REQUIREMENTS:
Tally the lines in the following entries that include the word "basket"; state only the total.

[Dataset records]

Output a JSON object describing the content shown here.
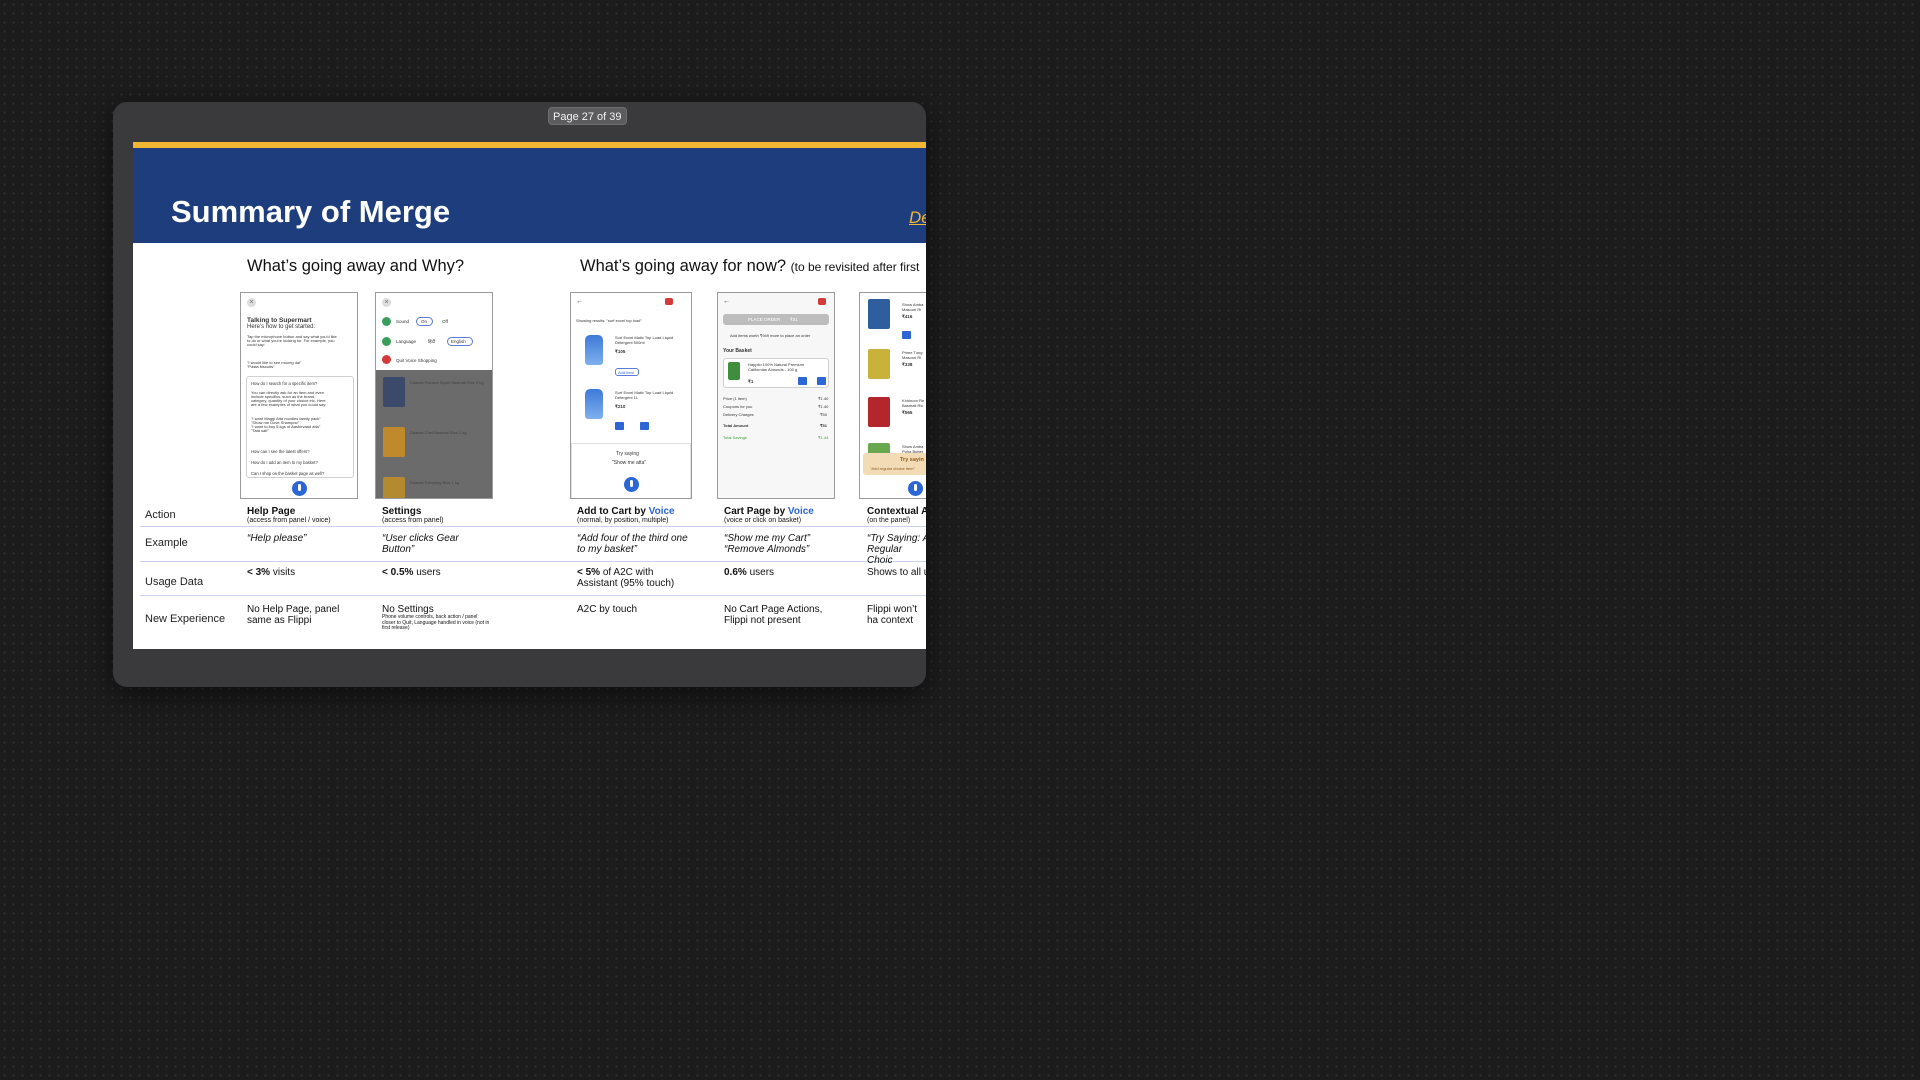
{
  "viewer": {
    "page_indicator": "Page 27 of 39"
  },
  "slide": {
    "title": "Summary of Merge",
    "link_text": "De",
    "heading_left": "What’s going away and Why?",
    "heading_right": "What’s going away for now?",
    "heading_right_note": "(to be revisited after first",
    "row_labels": {
      "action": "Action",
      "example": "Example",
      "usage": "Usage Data",
      "new_exp": "New Experience"
    },
    "columns": [
      {
        "action_title": "Help Page",
        "action_sub": "(access from panel / voice)",
        "example": "“Help please”",
        "usage_bold": "< 3%",
        "usage_rest": " visits",
        "new_exp": "No Help Page, panel same as Flippi"
      },
      {
        "action_title": "Settings",
        "action_sub": "(access from panel)",
        "example": "“User clicks Gear Button”",
        "usage_bold": "< 0.5%",
        "usage_rest": " users",
        "new_exp": "No Settings",
        "new_exp_micro": "Phone volume controls, back action / panel closer to Quit, Language handled in voice (not in first release)"
      },
      {
        "action_title": "Add to Cart by ",
        "action_voice": "Voice",
        "action_sub": "(normal, by position, multiple)",
        "example": "“Add four of the third one to my basket”",
        "usage_bold": "< 5%",
        "usage_rest": " of A2C with Assistant (95% touch)",
        "new_exp": "A2C by touch"
      },
      {
        "action_title": "Cart Page by ",
        "action_voice": "Voice",
        "action_sub": "(voice or click on basket)",
        "example": "“Show me my Cart” “Remove Almonds”",
        "usage_bold": "0.6%",
        "usage_rest": " users",
        "new_exp": "No Cart Page Actions, Flippi not present"
      },
      {
        "action_title": "Contextual A",
        "action_sub": "(on the panel)",
        "example": "“Try Saying: A Regular Choic",
        "usage_plain": "Shows to all u",
        "new_exp": "Flippi won’t ha context"
      }
    ],
    "phones": {
      "help": {
        "title": "Talking to Supermart",
        "subtitle": "Here's how to get started:",
        "body": [
          "Tap the microphone button and say what you'd like",
          "to do or what you're looking for. For example, you",
          "could say:"
        ],
        "quote": [
          "\"I would like to see moong dal\"",
          "\"Pasta biscuits\""
        ],
        "q1": "How do I search for a specific item?",
        "a1": [
          "You can directly ask for an item and even",
          "include specifics, such as the brand,",
          "category, quantity of your choice etc. Here",
          "are a few examples of what you could say:"
        ],
        "a1q": [
          "\"I want Maggi Atta noodles family pack\"",
          "\"Show me Dove Shampoo\"",
          "\"I want to buy 5 kgs of Aashirvaad atta\"",
          "\"Tata salt\""
        ],
        "q2": "How can I see the latest offers?",
        "q3": "How do I add an item to my basket?",
        "q4": "Can I shop on the basket page as well?"
      },
      "settings": {
        "sound": "Sound",
        "on": "On",
        "off": "Off",
        "language": "Language",
        "lang_hi": "हिंदी",
        "lang_en": "English",
        "quit": "Quit Voice Shopping",
        "items": [
          "Daawat Rozana Super Basmati Rice 5 kg",
          "Daawat Chef Basmati Rice 1 kg",
          "Daawat Everyday Rice 1 kg"
        ]
      },
      "a2c": {
        "showing": "Showing results: \"surf excel top load\"",
        "p1": [
          "Surf Excel Matic Top Load Liquid",
          "Detergent 500ml"
        ],
        "p1_price": "₹105",
        "p2": [
          "Surf Excel Matic Top Load Liquid",
          "Detergent 1L"
        ],
        "p2_price": "₹210",
        "add": "Add Item",
        "try": "Try saying",
        "try_q": "\"Show me atta\""
      },
      "cart": {
        "place": "PLACE ORDER",
        "place_amt": "₹51",
        "add_more": "Add items worth ₹949 more to place an order",
        "basket": "Your Basket",
        "item": [
          "Happilo 100% Natural Premium",
          "Californian Almonds - 100 g"
        ],
        "item_price": "₹1",
        "rows": [
          [
            "Price (1 item)",
            "₹1.40"
          ],
          [
            "Coupons for you",
            "₹1.40"
          ],
          [
            "Delivery Charges",
            "₹50"
          ],
          [
            "Total Amount",
            "₹51"
          ],
          [
            "Total Savings",
            "₹1.44"
          ]
        ]
      },
      "ctx": {
        "p1": [
          "Show Amba",
          "Masoori Ri"
        ],
        "p1_price": "₹416",
        "p2": [
          "Prime Tung",
          "Masoori Ri"
        ],
        "p2_price": "₹338",
        "p3": [
          "Kohinoor Re",
          "Basmati Ric"
        ],
        "p3_price": "₹565",
        "p4": [
          "Show Amba",
          "Poha Buttet"
        ],
        "try": "Try sayin",
        "try_sub": "\"Add regular choice item\""
      }
    }
  }
}
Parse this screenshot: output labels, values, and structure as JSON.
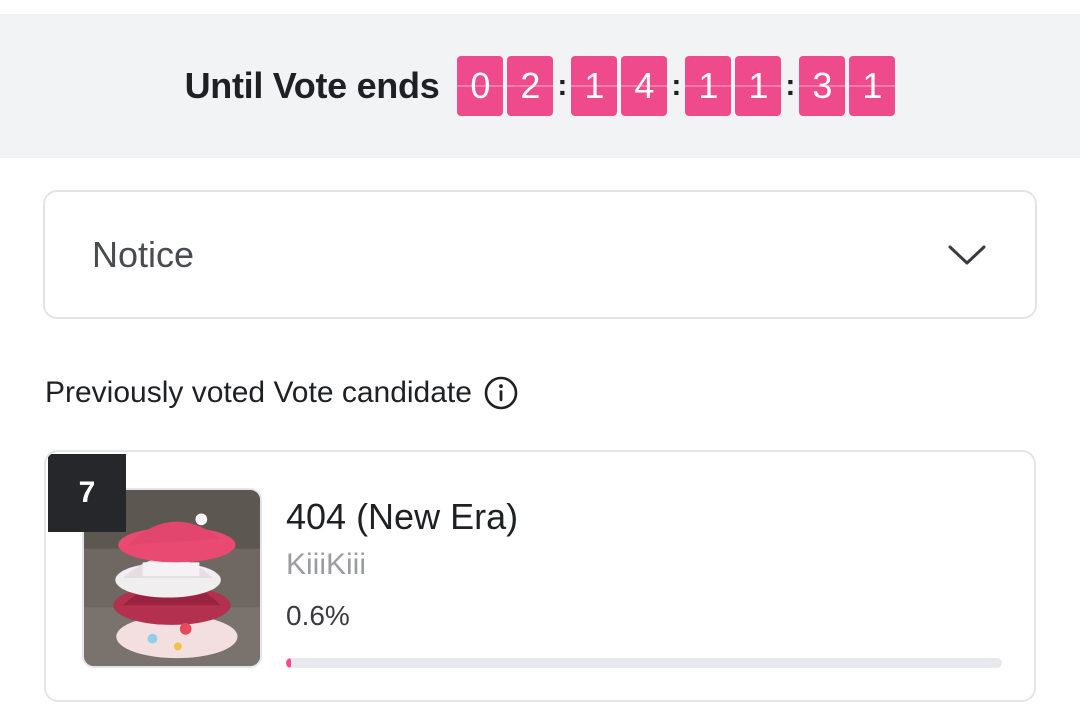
{
  "countdown": {
    "label": "Until Vote ends",
    "groups": [
      [
        "0",
        "2"
      ],
      [
        "1",
        "4"
      ],
      [
        "1",
        "1"
      ],
      [
        "3",
        "1"
      ]
    ],
    "separator": ":",
    "accent": "#ef4b8c"
  },
  "notice": {
    "title": "Notice",
    "icon": "chevron-down-icon"
  },
  "previous": {
    "heading": "Previously voted Vote candidate",
    "info_icon": "info-icon"
  },
  "candidate": {
    "rank": "7",
    "title": "404 (New Era)",
    "artist": "KiiiKiii",
    "percent_text": "0.6%",
    "progress_fraction": 0.006,
    "thumbnail_icon": "album-cover-image"
  }
}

RESPONSE TO THE EXERCISE:
5